----- SUPPLIED DATA -----

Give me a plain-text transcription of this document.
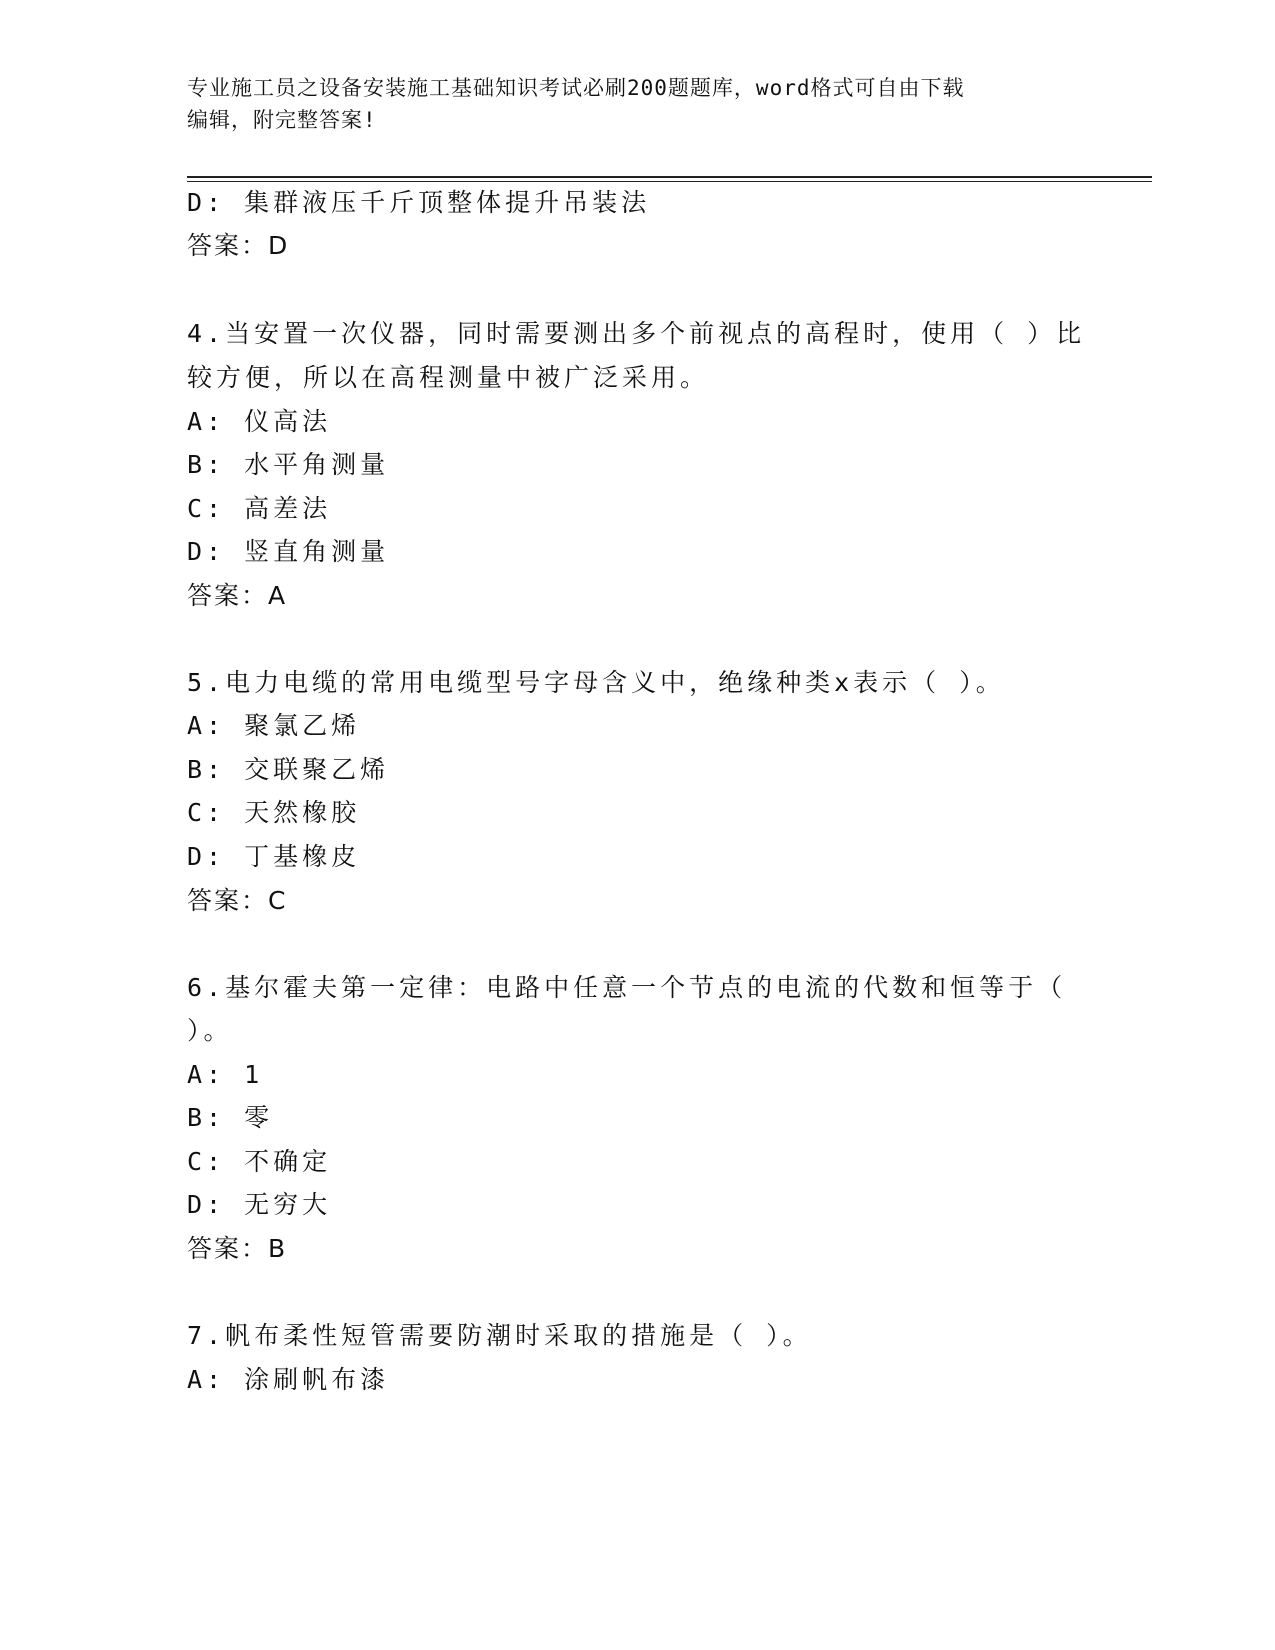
专业施工员之设备安装施工基础知识考试必刷200题题库，word格式可自由下载
编辑，附完整答案!
D: 集群液压千斤顶整体提升吊装法
答案：D
4.当安置一次仪器，同时需要测出多个前视点的高程时，使用（ ）比
较方便，所以在高程测量中被广泛采用。
A: 仪高法
B: 水平角测量
C: 高差法
D: 竖直角测量
答案：A
5.电力电缆的常用电缆型号字母含义中，绝缘种类x表示（ ）。
A: 聚氯乙烯
B: 交联聚乙烯
C: 天然橡胶
D: 丁基橡皮
答案：C
6.基尔霍夫第一定律：电路中任意一个节点的电流的代数和恒等于（
）。
A: 1
B: 零
C: 不确定
D: 无穷大
答案：B
7.帆布柔性短管需要防潮时采取的措施是（ ）。
A: 涂刷帆布漆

-----

== TASK PROMPT ==
Output the full set of records above without changing a word, and drop the images.

== THE REPLY ==
Give me a plain-text transcription of this document.
专业施工员之设备安装施工基础知识考试必刷200题题库，word格式可自由下载
编辑，附完整答案!
D: 集群液压千斤顶整体提升吊装法
答案：D
4.当安置一次仪器，同时需要测出多个前视点的高程时，使用（ ）比
较方便，所以在高程测量中被广泛采用。
A: 仪高法
B: 水平角测量
C: 高差法
D: 竖直角测量
答案：A
5.电力电缆的常用电缆型号字母含义中，绝缘种类x表示（ ）。
A: 聚氯乙烯
B: 交联聚乙烯
C: 天然橡胶
D: 丁基橡皮
答案：C
6.基尔霍夫第一定律：电路中任意一个节点的电流的代数和恒等于（
）。
A: 1
B: 零
C: 不确定
D: 无穷大
答案：B
7.帆布柔性短管需要防潮时采取的措施是（ ）。
A: 涂刷帆布漆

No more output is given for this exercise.